Show every line containing "Korkeakimmoinen" by copying it.

-- Begin Exercise materials --

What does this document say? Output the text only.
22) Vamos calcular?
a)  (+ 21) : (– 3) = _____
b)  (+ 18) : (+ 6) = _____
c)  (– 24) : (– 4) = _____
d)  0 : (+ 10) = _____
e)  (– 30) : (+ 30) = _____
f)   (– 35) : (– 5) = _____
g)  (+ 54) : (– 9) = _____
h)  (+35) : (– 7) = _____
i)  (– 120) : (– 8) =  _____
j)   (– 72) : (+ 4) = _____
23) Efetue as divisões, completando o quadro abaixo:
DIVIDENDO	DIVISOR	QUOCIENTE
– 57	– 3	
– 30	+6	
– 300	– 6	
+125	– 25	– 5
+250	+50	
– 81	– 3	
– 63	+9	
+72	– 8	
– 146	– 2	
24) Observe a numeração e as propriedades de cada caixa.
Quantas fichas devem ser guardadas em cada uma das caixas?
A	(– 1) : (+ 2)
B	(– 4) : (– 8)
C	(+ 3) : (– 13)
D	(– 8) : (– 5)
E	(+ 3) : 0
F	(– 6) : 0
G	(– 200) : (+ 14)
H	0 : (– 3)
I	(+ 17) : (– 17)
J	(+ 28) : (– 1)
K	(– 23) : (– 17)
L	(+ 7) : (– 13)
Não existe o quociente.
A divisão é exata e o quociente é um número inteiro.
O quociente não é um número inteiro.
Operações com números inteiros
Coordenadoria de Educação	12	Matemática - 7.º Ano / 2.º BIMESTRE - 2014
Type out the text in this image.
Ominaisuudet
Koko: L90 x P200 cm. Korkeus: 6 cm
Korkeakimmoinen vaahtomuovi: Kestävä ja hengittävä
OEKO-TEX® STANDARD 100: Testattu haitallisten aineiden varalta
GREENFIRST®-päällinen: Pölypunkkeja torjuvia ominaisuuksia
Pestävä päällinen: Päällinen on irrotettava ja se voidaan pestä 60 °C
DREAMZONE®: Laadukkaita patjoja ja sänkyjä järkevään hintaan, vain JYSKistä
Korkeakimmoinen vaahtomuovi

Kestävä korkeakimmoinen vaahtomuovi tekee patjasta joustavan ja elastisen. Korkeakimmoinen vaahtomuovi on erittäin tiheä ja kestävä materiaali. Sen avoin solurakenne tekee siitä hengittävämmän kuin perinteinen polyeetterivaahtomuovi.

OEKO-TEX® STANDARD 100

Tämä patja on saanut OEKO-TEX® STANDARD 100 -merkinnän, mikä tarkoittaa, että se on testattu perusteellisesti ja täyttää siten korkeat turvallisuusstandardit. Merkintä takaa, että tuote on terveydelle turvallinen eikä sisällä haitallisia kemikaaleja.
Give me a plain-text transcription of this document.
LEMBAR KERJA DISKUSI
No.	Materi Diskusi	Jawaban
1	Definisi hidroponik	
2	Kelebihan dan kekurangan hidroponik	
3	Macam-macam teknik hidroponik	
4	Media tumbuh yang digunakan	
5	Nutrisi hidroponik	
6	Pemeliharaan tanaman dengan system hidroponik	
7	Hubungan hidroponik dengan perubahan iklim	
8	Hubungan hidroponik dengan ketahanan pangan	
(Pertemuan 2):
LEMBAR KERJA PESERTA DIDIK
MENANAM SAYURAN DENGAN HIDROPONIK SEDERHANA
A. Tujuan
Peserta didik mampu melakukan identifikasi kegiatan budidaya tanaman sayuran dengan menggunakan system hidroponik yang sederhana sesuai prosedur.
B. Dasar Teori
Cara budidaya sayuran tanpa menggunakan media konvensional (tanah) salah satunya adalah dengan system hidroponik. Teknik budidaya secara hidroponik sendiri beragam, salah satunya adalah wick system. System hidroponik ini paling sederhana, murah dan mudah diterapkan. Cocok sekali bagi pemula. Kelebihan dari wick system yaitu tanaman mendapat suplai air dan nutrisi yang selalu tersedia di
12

-- End Exercise materials --

Solution for this task.
Korkeakimmoinen vaahtomuovi: Kestävä ja hengittävä
Korkeakimmoinen vaahtomuovi
Kestävä korkeakimmoinen vaahtomuovi tekee patjasta joustavan ja elastisen. Korkeakimmoinen vaahtomuovi on erittäin tiheä ja kestävä materiaali. Sen avoin solurakenne tekee siitä hengittävämmän kuin perinteinen polyeetterivaahtomuovi.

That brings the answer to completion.